■ DATA IN THIS EXERCISE
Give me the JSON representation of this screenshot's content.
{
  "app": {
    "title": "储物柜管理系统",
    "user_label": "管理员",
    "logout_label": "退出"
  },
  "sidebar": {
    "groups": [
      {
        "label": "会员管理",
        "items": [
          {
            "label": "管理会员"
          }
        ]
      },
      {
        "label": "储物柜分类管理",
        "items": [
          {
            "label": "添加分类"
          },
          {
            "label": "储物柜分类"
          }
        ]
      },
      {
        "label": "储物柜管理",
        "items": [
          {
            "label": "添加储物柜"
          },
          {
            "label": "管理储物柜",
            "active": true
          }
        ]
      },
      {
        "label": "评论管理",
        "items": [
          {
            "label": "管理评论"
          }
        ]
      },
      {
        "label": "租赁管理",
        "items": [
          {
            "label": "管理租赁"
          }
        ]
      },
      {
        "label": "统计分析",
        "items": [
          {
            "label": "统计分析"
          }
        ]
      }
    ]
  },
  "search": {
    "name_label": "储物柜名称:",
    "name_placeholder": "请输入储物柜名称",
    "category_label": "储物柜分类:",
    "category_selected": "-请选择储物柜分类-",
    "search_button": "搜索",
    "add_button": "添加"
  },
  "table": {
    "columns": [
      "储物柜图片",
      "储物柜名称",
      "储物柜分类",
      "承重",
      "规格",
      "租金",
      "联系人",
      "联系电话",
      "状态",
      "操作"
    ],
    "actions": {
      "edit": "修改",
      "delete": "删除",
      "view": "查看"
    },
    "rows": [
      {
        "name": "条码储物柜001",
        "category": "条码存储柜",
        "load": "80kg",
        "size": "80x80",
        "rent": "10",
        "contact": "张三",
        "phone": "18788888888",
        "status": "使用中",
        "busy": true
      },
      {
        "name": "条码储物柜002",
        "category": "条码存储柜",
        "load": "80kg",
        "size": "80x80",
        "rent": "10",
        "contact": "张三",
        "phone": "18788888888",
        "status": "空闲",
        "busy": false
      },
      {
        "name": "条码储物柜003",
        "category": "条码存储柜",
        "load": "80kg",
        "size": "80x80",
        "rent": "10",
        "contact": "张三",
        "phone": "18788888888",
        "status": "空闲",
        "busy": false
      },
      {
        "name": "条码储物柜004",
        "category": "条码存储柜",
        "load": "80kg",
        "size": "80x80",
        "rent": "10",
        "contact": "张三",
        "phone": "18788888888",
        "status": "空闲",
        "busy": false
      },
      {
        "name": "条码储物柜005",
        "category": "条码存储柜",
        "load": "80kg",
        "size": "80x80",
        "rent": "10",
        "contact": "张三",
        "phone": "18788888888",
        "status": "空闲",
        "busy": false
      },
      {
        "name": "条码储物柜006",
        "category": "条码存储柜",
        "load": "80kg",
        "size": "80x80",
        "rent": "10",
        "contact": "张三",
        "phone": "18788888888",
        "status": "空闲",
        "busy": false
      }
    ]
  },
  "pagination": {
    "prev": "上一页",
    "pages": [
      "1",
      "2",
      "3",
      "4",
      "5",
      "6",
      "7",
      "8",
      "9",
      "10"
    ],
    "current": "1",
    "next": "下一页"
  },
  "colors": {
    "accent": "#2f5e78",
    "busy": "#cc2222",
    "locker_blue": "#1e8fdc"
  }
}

■ YOUR INSTRUCTIONS
Generate an exact reproduction of all entries.

■ EXERCISE SOLUTION
Give me the JSON representation of this screenshot's content.
{
  "app": {
    "title": "储物柜管理系统",
    "user_label": "管理员",
    "logout_label": "退出"
  },
  "sidebar": {
    "groups": [
      {
        "label": "会员管理",
        "items": [
          {
            "label": "管理会员"
          }
        ]
      },
      {
        "label": "储物柜分类管理",
        "items": [
          {
            "label": "添加分类"
          },
          {
            "label": "储物柜分类"
          }
        ]
      },
      {
        "label": "储物柜管理",
        "items": [
          {
            "label": "添加储物柜"
          },
          {
            "label": "管理储物柜",
            "active": true
          }
        ]
      },
      {
        "label": "评论管理",
        "items": [
          {
            "label": "管理评论"
          }
        ]
      },
      {
        "label": "租赁管理",
        "items": [
          {
            "label": "管理租赁"
          }
        ]
      },
      {
        "label": "统计分析",
        "items": [
          {
            "label": "统计分析"
          }
        ]
      }
    ]
  },
  "search": {
    "name_label": "储物柜名称:",
    "name_placeholder": "请输入储物柜名称",
    "category_label": "储物柜分类:",
    "category_selected": "-请选择储物柜分类-",
    "search_button": "搜索",
    "add_button": "添加"
  },
  "table": {
    "columns": [
      "储物柜图片",
      "储物柜名称",
      "储物柜分类",
      "承重",
      "规格",
      "租金",
      "联系人",
      "联系电话",
      "状态",
      "操作"
    ],
    "actions": {
      "edit": "修改",
      "delete": "删除",
      "view": "查看"
    },
    "rows": [
      {
        "name": "条码储物柜001",
        "category": "条码存储柜",
        "load": "80kg",
        "size": "80x80",
        "rent": "10",
        "contact": "张三",
        "phone": "18788888888",
        "status": "使用中",
        "busy": true
      },
      {
        "name": "条码储物柜002",
        "category": "条码存储柜",
        "load": "80kg",
        "size": "80x80",
        "rent": "10",
        "contact": "张三",
        "phone": "18788888888",
        "status": "空闲",
        "busy": false
      },
      {
        "name": "条码储物柜003",
        "category": "条码存储柜",
        "load": "80kg",
        "size": "80x80",
        "rent": "10",
        "contact": "张三",
        "phone": "18788888888",
        "status": "空闲",
        "busy": false
      },
      {
        "name": "条码储物柜004",
        "category": "条码存储柜",
        "load": "80kg",
        "size": "80x80",
        "rent": "10",
        "contact": "张三",
        "phone": "18788888888",
        "status": "空闲",
        "busy": false
      },
      {
        "name": "条码储物柜005",
        "category": "条码存储柜",
        "load": "80kg",
        "size": "80x80",
        "rent": "10",
        "contact": "张三",
        "phone": "18788888888",
        "status": "空闲",
        "busy": false
      },
      {
        "name": "条码储物柜006",
        "category": "条码存储柜",
        "load": "80kg",
        "size": "80x80",
        "rent": "10",
        "contact": "张三",
        "phone": "18788888888",
        "status": "空闲",
        "busy": false
      }
    ]
  },
  "pagination": {
    "prev": "上一页",
    "pages": [
      "1",
      "2",
      "3",
      "4",
      "5",
      "6",
      "7",
      "8",
      "9",
      "10"
    ],
    "current": "1",
    "next": "下一页"
  },
  "colors": {
    "accent": "#2f5e78",
    "busy": "#cc2222",
    "locker_blue": "#1e8fdc"
  }
}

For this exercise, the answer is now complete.